**WHAT YOU HAVE TO DO:** In the material below, which lines hold the word "Thurdin"? Pick each one out.

====== EXERCISE DATA ======

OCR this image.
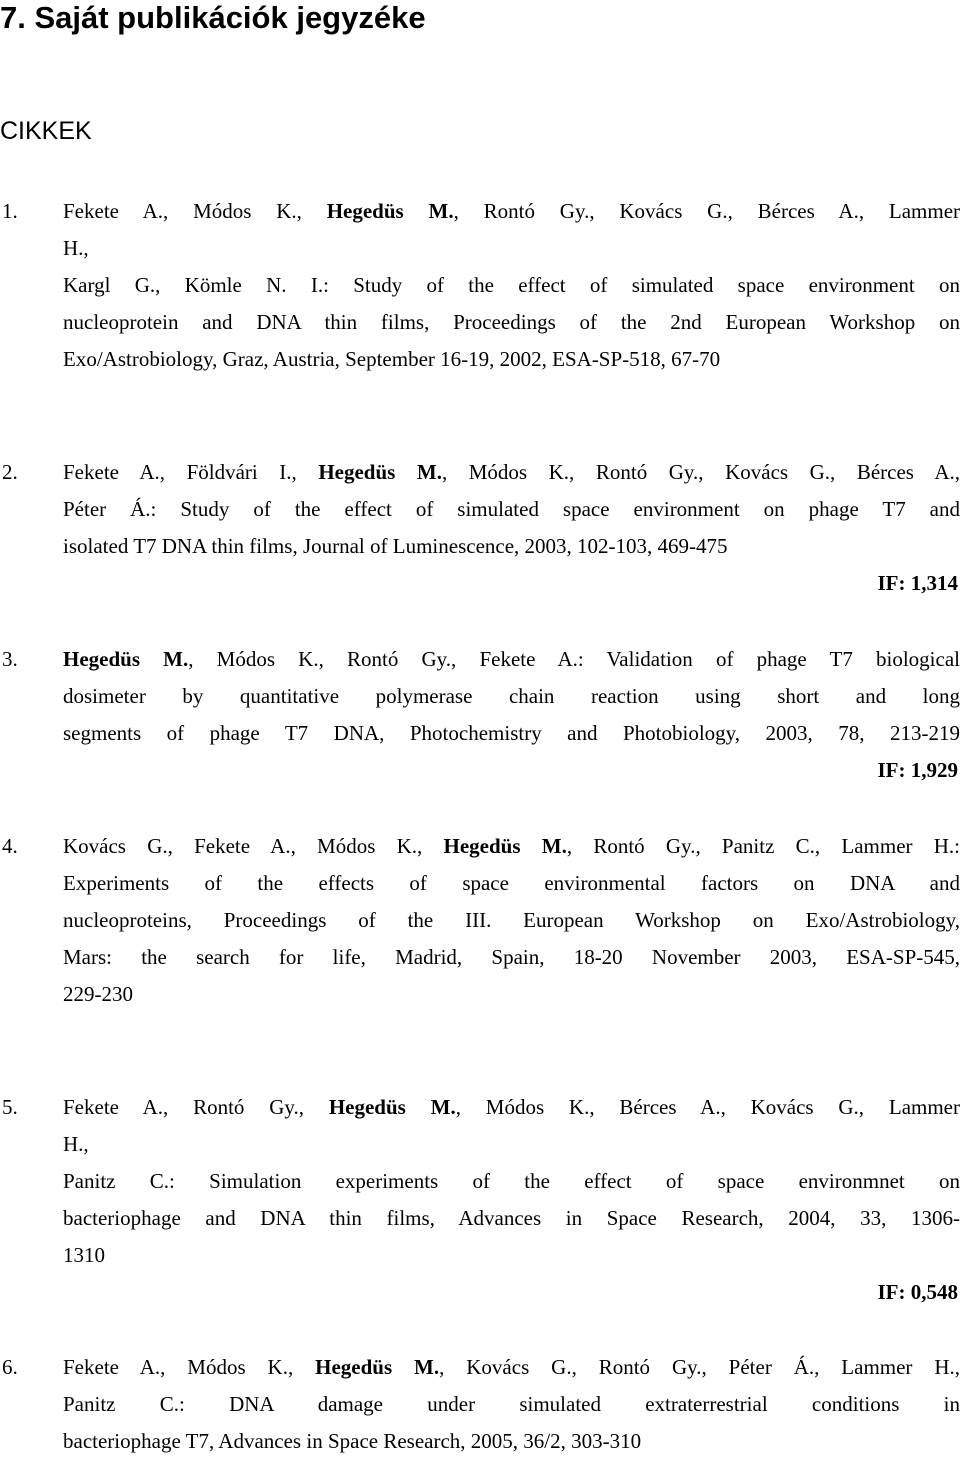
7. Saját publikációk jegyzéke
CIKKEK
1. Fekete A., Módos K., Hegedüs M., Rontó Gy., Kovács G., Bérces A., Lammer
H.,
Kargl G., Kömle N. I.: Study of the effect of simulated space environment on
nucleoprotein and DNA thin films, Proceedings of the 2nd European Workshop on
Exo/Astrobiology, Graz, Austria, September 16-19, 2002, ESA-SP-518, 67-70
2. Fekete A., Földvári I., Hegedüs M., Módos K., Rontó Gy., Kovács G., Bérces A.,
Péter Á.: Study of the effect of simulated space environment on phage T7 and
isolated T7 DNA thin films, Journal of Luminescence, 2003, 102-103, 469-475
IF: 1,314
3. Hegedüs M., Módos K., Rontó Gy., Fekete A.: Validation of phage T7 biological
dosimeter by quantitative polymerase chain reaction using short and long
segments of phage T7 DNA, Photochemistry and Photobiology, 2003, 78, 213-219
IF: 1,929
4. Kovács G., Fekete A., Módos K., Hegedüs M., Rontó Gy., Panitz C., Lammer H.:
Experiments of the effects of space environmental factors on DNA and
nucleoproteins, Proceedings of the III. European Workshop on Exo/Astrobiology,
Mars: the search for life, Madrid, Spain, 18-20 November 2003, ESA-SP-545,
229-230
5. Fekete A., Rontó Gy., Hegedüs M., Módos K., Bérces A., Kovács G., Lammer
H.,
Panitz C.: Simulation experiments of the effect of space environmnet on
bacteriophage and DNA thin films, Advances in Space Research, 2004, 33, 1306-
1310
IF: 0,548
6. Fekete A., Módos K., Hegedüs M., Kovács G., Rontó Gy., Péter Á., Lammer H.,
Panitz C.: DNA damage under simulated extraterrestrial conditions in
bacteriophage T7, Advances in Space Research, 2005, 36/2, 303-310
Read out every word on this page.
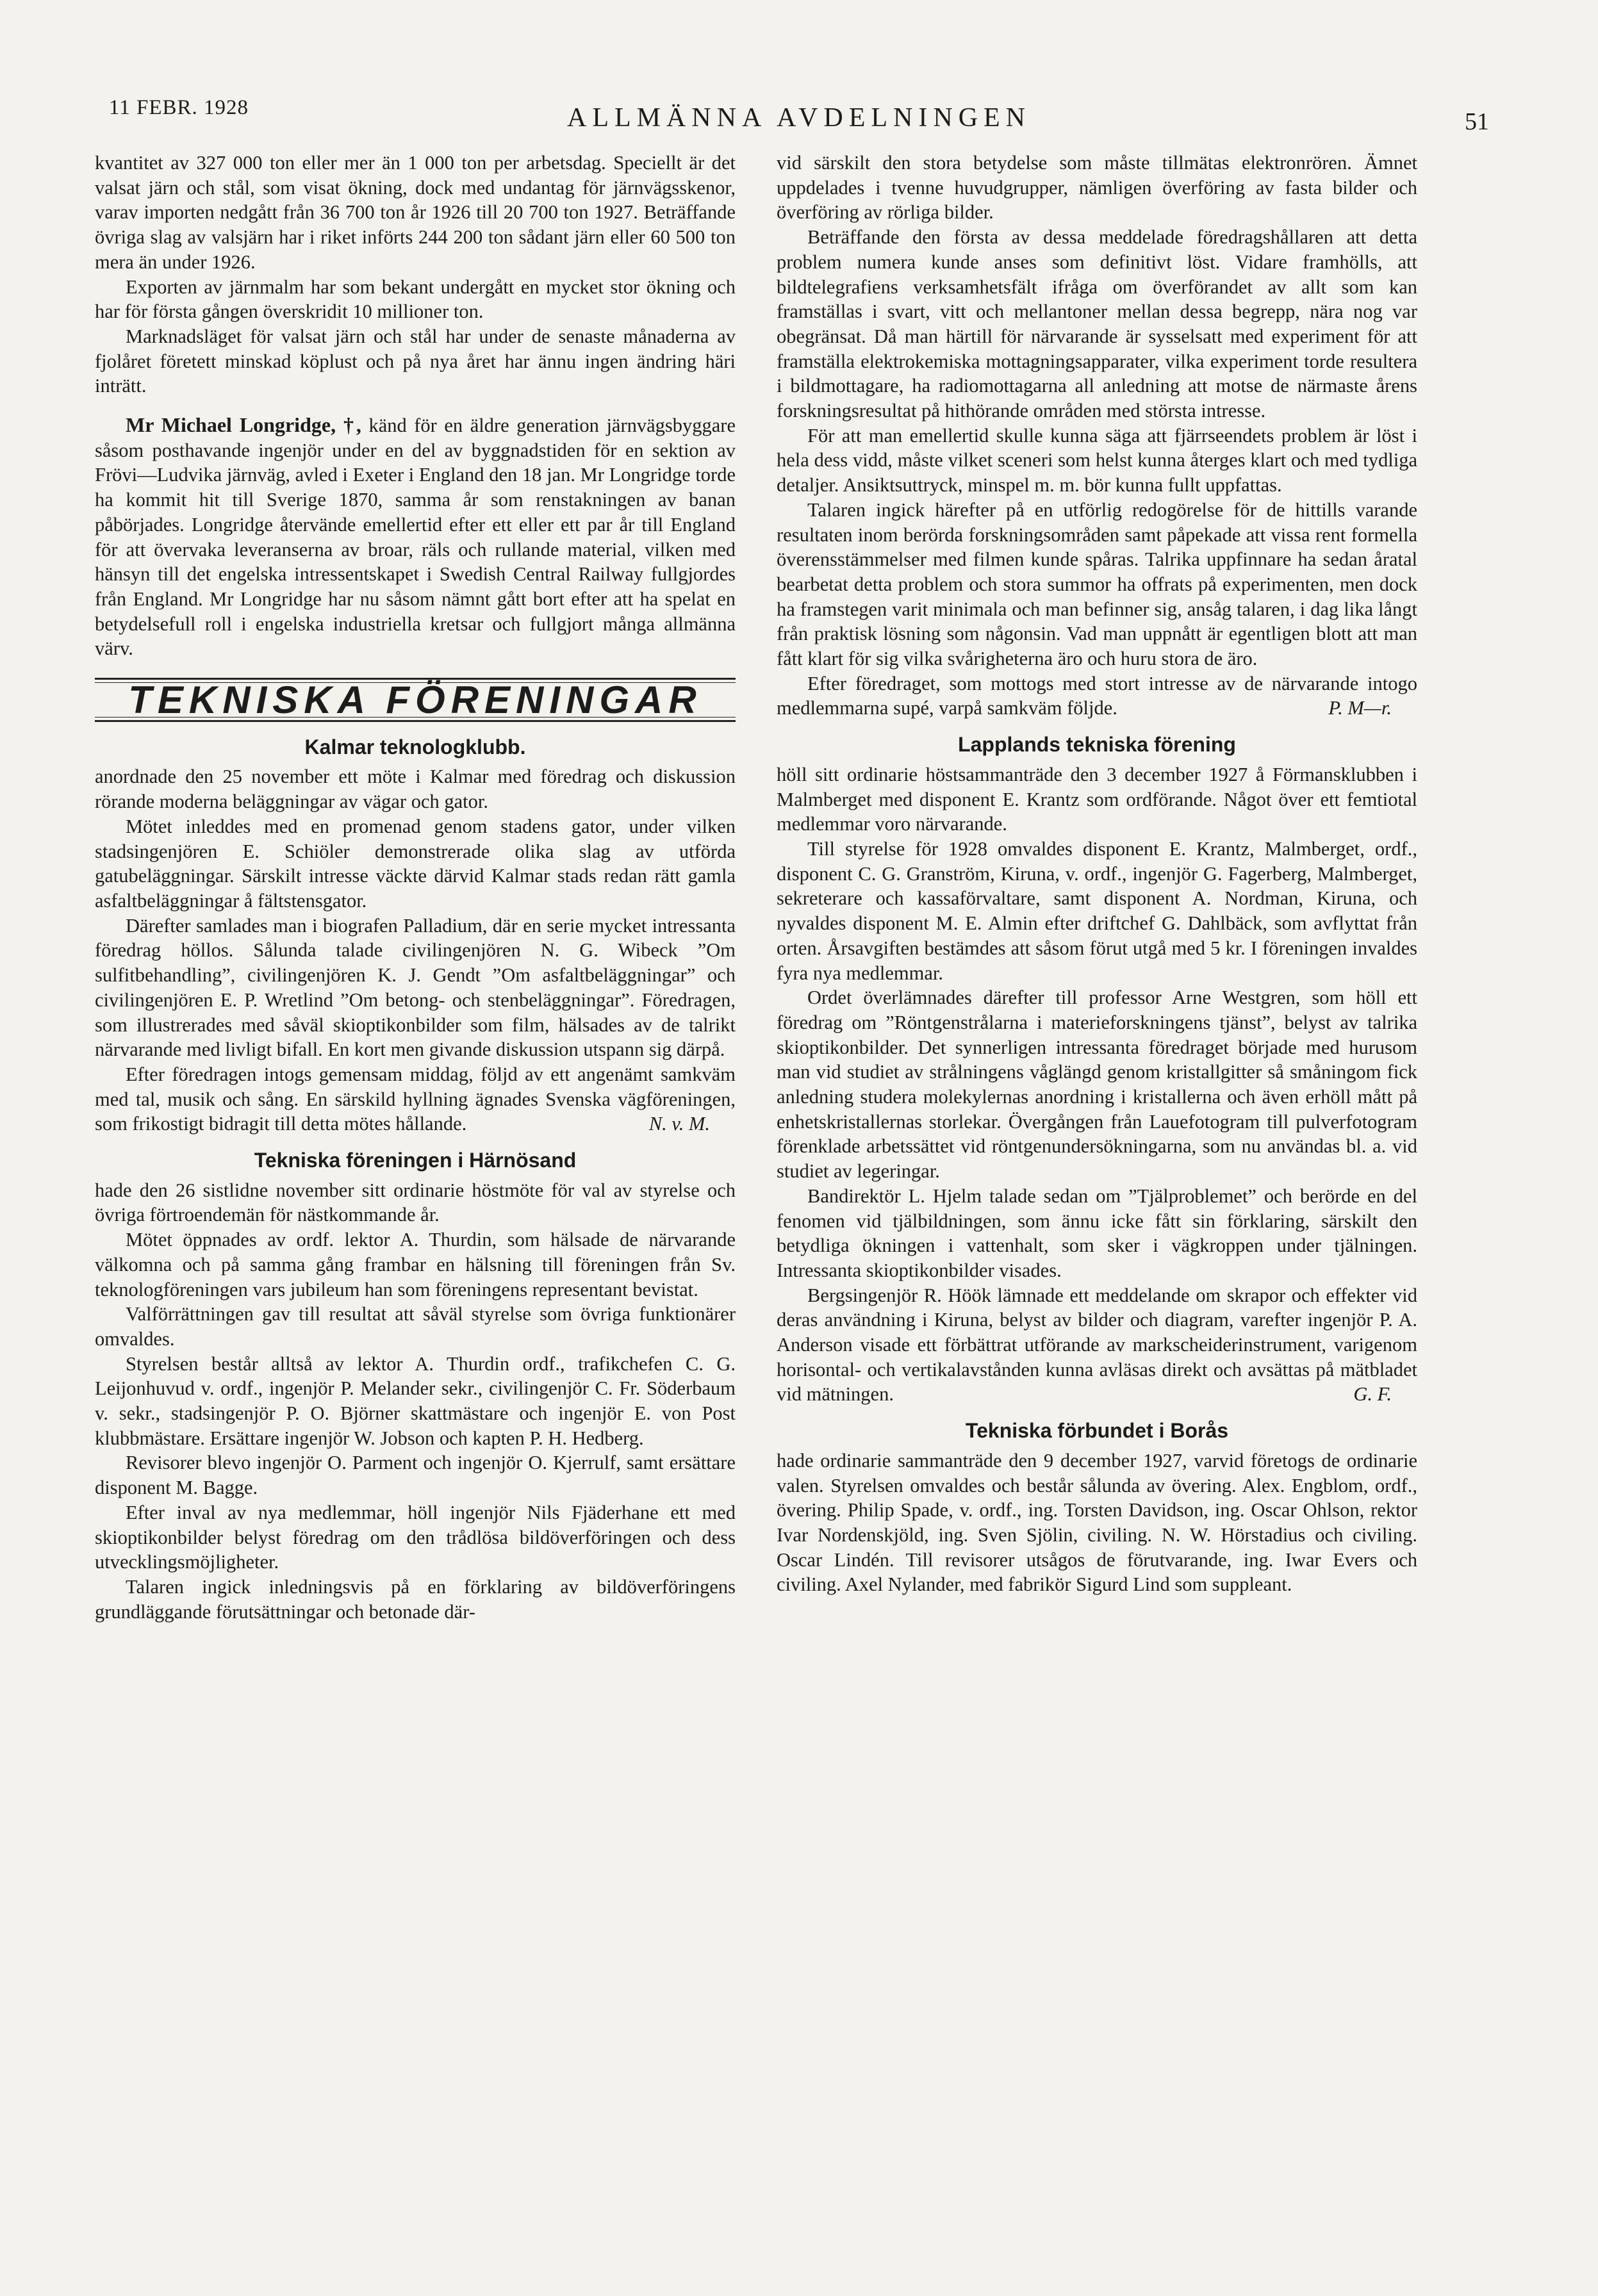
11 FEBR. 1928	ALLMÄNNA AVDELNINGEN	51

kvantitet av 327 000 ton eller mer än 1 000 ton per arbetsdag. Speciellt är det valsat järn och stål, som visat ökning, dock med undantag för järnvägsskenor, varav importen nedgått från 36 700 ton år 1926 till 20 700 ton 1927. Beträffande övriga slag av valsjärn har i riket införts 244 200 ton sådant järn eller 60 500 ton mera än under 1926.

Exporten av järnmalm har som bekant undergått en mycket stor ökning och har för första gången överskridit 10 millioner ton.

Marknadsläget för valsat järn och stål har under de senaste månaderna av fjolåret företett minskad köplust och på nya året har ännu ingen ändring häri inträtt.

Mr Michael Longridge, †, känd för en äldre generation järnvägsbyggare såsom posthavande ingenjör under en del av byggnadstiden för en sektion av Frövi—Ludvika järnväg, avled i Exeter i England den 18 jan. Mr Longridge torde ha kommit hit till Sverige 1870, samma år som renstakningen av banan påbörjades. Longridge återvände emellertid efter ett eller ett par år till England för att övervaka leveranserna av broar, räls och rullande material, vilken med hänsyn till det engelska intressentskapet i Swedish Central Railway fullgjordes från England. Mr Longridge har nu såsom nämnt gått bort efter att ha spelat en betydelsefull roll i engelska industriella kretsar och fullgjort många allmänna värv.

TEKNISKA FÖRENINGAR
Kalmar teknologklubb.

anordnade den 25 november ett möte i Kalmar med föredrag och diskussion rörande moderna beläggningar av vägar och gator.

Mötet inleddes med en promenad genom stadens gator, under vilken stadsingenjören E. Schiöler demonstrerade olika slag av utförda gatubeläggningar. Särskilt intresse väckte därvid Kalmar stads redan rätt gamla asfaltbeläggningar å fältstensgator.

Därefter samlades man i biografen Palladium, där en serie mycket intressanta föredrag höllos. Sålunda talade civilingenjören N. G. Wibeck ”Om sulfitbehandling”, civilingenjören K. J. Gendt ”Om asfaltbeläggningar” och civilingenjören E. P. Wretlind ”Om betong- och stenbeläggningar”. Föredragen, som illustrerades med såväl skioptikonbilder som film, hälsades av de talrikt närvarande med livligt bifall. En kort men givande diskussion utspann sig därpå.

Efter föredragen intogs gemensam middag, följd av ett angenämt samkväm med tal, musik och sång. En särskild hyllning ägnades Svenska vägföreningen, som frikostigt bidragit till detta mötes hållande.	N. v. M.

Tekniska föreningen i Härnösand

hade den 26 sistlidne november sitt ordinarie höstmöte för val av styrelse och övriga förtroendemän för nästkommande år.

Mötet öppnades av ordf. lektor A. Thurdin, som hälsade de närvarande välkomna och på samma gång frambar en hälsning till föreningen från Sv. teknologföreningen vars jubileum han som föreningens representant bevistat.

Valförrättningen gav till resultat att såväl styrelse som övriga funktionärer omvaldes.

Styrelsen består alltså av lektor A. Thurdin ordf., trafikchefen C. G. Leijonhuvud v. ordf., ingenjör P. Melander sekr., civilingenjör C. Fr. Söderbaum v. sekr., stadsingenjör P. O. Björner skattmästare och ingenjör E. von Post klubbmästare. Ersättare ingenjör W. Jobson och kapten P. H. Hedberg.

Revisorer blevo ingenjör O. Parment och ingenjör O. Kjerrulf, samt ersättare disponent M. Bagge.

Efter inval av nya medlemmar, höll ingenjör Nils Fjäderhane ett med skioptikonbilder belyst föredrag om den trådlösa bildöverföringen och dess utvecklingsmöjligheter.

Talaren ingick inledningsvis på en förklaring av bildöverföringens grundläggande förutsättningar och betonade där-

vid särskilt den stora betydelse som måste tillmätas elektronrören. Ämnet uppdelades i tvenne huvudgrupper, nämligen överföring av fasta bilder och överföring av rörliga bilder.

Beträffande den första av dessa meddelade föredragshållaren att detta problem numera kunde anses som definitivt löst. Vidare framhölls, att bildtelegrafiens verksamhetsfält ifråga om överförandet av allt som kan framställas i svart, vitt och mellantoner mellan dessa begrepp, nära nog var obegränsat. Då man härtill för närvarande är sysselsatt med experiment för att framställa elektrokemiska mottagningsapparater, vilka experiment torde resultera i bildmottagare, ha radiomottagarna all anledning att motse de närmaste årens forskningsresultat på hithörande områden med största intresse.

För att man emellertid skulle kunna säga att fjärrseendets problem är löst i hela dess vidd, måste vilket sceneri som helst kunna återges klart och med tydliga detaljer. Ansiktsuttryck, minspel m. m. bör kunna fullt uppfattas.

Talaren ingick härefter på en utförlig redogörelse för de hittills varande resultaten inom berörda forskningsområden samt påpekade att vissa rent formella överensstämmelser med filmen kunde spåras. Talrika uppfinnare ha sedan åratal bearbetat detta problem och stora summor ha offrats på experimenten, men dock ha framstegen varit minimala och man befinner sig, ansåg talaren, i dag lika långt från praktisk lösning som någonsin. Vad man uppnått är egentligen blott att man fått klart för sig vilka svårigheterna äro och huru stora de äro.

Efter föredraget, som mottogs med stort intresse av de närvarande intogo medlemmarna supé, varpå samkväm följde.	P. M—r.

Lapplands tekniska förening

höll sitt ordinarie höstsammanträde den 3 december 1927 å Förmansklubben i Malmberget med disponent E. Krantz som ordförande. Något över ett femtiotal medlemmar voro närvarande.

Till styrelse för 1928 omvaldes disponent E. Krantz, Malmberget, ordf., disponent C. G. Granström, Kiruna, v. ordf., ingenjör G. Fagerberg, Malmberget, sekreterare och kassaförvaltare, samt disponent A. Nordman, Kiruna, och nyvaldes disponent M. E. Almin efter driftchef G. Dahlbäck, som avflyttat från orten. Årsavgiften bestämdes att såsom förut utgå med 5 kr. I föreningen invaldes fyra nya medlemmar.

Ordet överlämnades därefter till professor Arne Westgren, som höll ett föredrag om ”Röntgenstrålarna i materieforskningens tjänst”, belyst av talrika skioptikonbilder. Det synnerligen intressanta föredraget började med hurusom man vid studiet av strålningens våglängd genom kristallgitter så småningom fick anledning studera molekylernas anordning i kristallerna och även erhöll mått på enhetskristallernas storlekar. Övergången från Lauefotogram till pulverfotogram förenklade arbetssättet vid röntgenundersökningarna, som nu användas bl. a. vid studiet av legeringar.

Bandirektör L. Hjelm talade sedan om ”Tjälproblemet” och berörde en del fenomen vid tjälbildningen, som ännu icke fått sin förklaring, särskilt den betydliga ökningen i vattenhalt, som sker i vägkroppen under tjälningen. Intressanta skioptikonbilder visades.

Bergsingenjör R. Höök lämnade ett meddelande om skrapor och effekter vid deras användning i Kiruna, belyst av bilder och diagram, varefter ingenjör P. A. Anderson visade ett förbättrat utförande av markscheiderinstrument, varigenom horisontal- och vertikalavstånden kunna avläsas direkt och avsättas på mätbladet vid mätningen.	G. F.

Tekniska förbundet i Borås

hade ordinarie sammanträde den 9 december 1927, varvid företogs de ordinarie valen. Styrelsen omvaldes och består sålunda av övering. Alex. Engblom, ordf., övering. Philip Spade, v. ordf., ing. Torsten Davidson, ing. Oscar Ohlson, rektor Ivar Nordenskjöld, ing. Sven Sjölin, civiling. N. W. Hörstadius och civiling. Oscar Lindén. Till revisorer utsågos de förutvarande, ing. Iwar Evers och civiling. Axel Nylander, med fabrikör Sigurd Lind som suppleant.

======

**ANSWER SPACE:**
Mötet öppnades av ordf. lektor A. Thurdin, som hälsade de närvarande välkomna och på samma gång frambar en hälsning till föreningen från Sv. teknologföreningen vars jubileum han som föreningens representant bevistat.
Styrelsen består alltså av lektor A. Thurdin ordf., trafikchefen C. G. Leijonhuvud v. ordf., ingenjör P. Melander sekr., civilingenjör C. Fr. Söderbaum v. sekr., stadsingenjör P. O. Björner skattmästare och ingenjör E. von Post klubbmästare. Ersättare ingenjör W. Jobson och kapten P. H. Hedberg.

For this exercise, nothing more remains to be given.